**What you should do**:
Write down every entry below once more, exactly.

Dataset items

------------------------------------------------------------------------

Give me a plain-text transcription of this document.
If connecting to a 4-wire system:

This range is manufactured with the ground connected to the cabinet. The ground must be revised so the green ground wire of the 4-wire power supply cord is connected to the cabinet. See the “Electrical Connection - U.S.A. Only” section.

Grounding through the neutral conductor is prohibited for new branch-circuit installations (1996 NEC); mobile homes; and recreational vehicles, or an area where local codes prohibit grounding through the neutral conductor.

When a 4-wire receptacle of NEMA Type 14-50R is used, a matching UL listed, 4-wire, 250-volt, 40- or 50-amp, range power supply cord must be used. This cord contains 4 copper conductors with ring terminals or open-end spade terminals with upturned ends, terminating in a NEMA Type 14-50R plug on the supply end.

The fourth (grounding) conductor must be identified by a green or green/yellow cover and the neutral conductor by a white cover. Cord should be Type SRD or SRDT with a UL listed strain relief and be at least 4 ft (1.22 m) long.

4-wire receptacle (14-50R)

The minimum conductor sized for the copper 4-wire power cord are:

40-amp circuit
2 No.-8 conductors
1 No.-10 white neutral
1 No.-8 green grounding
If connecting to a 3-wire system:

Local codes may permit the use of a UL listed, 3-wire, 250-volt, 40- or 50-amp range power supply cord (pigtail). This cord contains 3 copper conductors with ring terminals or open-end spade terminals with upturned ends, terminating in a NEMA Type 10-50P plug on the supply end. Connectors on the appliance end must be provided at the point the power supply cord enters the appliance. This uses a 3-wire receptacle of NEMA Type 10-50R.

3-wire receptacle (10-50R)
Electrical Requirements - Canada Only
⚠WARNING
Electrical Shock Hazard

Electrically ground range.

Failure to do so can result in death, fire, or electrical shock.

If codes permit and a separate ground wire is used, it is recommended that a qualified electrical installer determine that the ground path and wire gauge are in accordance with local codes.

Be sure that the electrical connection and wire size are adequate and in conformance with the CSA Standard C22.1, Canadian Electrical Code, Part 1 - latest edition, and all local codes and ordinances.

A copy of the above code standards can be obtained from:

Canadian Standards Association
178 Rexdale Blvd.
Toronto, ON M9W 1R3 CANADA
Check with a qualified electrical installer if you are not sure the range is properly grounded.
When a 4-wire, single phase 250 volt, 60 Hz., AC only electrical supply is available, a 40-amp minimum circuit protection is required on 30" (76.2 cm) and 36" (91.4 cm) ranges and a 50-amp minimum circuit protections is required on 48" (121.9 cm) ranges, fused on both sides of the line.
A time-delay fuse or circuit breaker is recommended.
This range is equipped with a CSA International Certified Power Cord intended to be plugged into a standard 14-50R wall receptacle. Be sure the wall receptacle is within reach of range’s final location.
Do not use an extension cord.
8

------------------------------------------------------------------------

**Reply**:
Give me a plain-text transcription of this document.
If connecting to a 4-wire system:

This range is manufactured with the ground connected to the cabinet. The ground must be revised so the green ground wire of the 4-wire power supply cord is connected to the cabinet. See the “Electrical Connection - U.S.A. Only” section.

Grounding through the neutral conductor is prohibited for new branch-circuit installations (1996 NEC); mobile homes; and recreational vehicles, or an area where local codes prohibit grounding through the neutral conductor.

When a 4-wire receptacle of NEMA Type 14-50R is used, a matching UL listed, 4-wire, 250-volt, 40- or 50-amp, range power supply cord must be used. This cord contains 4 copper conductors with ring terminals or open-end spade terminals with upturned ends, terminating in a NEMA Type 14-50R plug on the supply end.

The fourth (grounding) conductor must be identified by a green or green/yellow cover and the neutral conductor by a white cover. Cord should be Type SRD or SRDT with a UL listed strain relief and be at least 4 ft (1.22 m) long.

4-wire receptacle (14-50R)

The minimum conductor sized for the copper 4-wire power cord are:

40-amp circuit
2 No.-8 conductors
1 No.-10 white neutral
1 No.-8 green grounding
If connecting to a 3-wire system:

Local codes may permit the use of a UL listed, 3-wire, 250-volt, 40- or 50-amp range power supply cord (pigtail). This cord contains 3 copper conductors with ring terminals or open-end spade terminals with upturned ends, terminating in a NEMA Type 10-50P plug on the supply end. Connectors on the appliance end must be provided at the point the power supply cord enters the appliance. This uses a 3-wire receptacle of NEMA Type 10-50R.

3-wire receptacle (10-50R)
Electrical Requirements - Canada Only
⚠WARNING
Electrical Shock Hazard

Electrically ground range.

Failure to do so can result in death, fire, or electrical shock.

If codes permit and a separate ground wire is used, it is recommended that a qualified electrical installer determine that the ground path and wire gauge are in accordance with local codes.

Be sure that the electrical connection and wire size are adequate and in conformance with the CSA Standard C22.1, Canadian Electrical Code, Part 1 - latest edition, and all local codes and ordinances.

A copy of the above code standards can be obtained from:

Canadian Standards Association
178 Rexdale Blvd.
Toronto, ON M9W 1R3 CANADA
Check with a qualified electrical installer if you are not sure the range is properly grounded.
When a 4-wire, single phase 250 volt, 60 Hz., AC only electrical supply is available, a 40-amp minimum circuit protection is required on 30" (76.2 cm) and 36" (91.4 cm) ranges and a 50-amp minimum circuit protections is required on 48" (121.9 cm) ranges, fused on both sides of the line.
A time-delay fuse or circuit breaker is recommended.
This range is equipped with a CSA International Certified Power Cord intended to be plugged into a standard 14-50R wall receptacle. Be sure the wall receptacle is within reach of range’s final location.
Do not use an extension cord.
8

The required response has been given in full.